Records that describe figures |
BEGIN
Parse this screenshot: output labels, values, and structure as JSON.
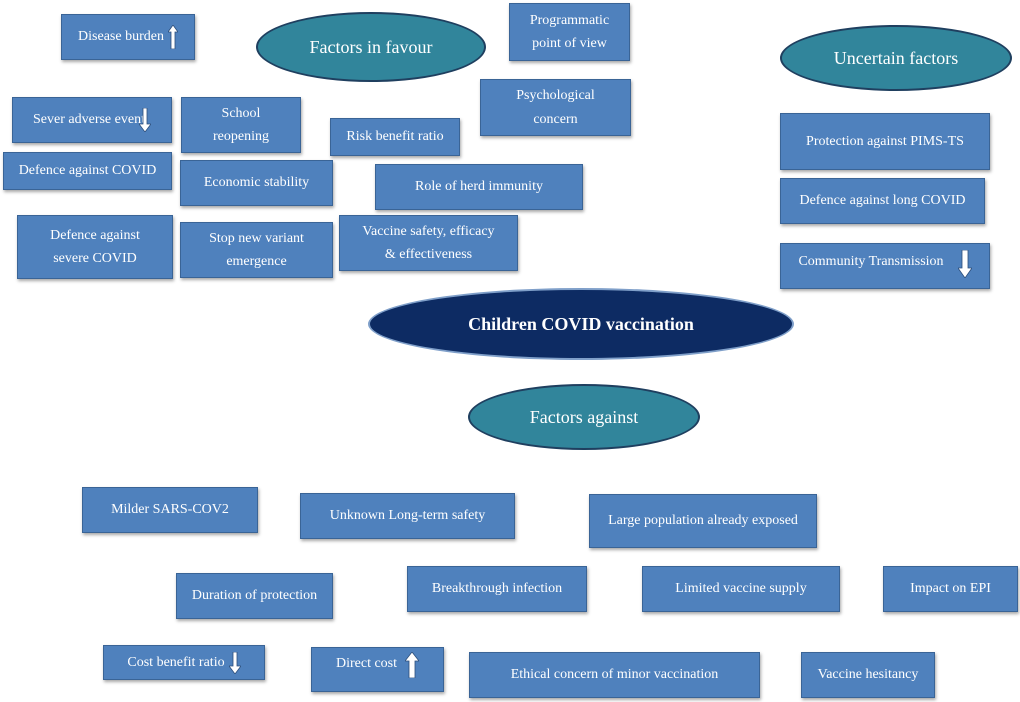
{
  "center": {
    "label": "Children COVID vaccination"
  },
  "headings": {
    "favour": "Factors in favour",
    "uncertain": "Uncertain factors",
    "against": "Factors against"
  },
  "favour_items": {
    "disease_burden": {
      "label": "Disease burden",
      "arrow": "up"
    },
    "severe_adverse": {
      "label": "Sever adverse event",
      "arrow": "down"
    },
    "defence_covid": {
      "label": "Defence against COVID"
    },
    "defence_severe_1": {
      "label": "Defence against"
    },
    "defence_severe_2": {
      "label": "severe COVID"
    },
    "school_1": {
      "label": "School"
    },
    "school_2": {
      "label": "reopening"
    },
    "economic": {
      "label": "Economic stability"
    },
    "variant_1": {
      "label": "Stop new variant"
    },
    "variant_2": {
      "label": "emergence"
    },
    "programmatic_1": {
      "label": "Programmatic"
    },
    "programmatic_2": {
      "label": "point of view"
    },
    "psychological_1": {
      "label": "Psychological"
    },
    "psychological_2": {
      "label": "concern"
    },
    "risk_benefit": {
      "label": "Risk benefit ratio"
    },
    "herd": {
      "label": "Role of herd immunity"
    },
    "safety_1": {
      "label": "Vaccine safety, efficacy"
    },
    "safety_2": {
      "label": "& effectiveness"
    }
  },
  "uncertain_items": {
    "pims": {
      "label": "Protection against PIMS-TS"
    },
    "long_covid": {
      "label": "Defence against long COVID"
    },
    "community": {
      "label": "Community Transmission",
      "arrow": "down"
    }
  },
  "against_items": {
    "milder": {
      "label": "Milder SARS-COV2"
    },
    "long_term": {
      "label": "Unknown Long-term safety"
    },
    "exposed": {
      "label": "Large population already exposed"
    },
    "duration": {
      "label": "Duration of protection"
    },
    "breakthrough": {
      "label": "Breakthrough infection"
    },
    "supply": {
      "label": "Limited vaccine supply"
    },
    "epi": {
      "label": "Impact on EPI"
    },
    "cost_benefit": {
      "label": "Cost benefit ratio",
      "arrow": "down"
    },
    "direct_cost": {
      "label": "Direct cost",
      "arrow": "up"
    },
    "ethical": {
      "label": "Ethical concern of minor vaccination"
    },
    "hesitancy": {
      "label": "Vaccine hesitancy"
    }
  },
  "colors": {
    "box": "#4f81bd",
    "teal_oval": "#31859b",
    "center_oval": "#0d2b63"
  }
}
END
Task directions | Output the data above without changes, apart from leaving out the pictures.

Finished answer |
Parse this screenshot: output labels, values, and structure as JSON.
{
  "center": {
    "label": "Children COVID vaccination"
  },
  "headings": {
    "favour": "Factors in favour",
    "uncertain": "Uncertain factors",
    "against": "Factors against"
  },
  "favour_items": {
    "disease_burden": {
      "label": "Disease burden",
      "arrow": "up"
    },
    "severe_adverse": {
      "label": "Sever adverse event",
      "arrow": "down"
    },
    "defence_covid": {
      "label": "Defence against COVID"
    },
    "defence_severe_1": {
      "label": "Defence against"
    },
    "defence_severe_2": {
      "label": "severe COVID"
    },
    "school_1": {
      "label": "School"
    },
    "school_2": {
      "label": "reopening"
    },
    "economic": {
      "label": "Economic stability"
    },
    "variant_1": {
      "label": "Stop new variant"
    },
    "variant_2": {
      "label": "emergence"
    },
    "programmatic_1": {
      "label": "Programmatic"
    },
    "programmatic_2": {
      "label": "point of view"
    },
    "psychological_1": {
      "label": "Psychological"
    },
    "psychological_2": {
      "label": "concern"
    },
    "risk_benefit": {
      "label": "Risk benefit ratio"
    },
    "herd": {
      "label": "Role of herd immunity"
    },
    "safety_1": {
      "label": "Vaccine safety, efficacy"
    },
    "safety_2": {
      "label": "& effectiveness"
    }
  },
  "uncertain_items": {
    "pims": {
      "label": "Protection against PIMS-TS"
    },
    "long_covid": {
      "label": "Defence against long COVID"
    },
    "community": {
      "label": "Community Transmission",
      "arrow": "down"
    }
  },
  "against_items": {
    "milder": {
      "label": "Milder SARS-COV2"
    },
    "long_term": {
      "label": "Unknown Long-term safety"
    },
    "exposed": {
      "label": "Large population already exposed"
    },
    "duration": {
      "label": "Duration of protection"
    },
    "breakthrough": {
      "label": "Breakthrough infection"
    },
    "supply": {
      "label": "Limited vaccine supply"
    },
    "epi": {
      "label": "Impact on EPI"
    },
    "cost_benefit": {
      "label": "Cost benefit ratio",
      "arrow": "down"
    },
    "direct_cost": {
      "label": "Direct cost",
      "arrow": "up"
    },
    "ethical": {
      "label": "Ethical concern of minor vaccination"
    },
    "hesitancy": {
      "label": "Vaccine hesitancy"
    }
  },
  "colors": {
    "box": "#4f81bd",
    "teal_oval": "#31859b",
    "center_oval": "#0d2b63"
  }
}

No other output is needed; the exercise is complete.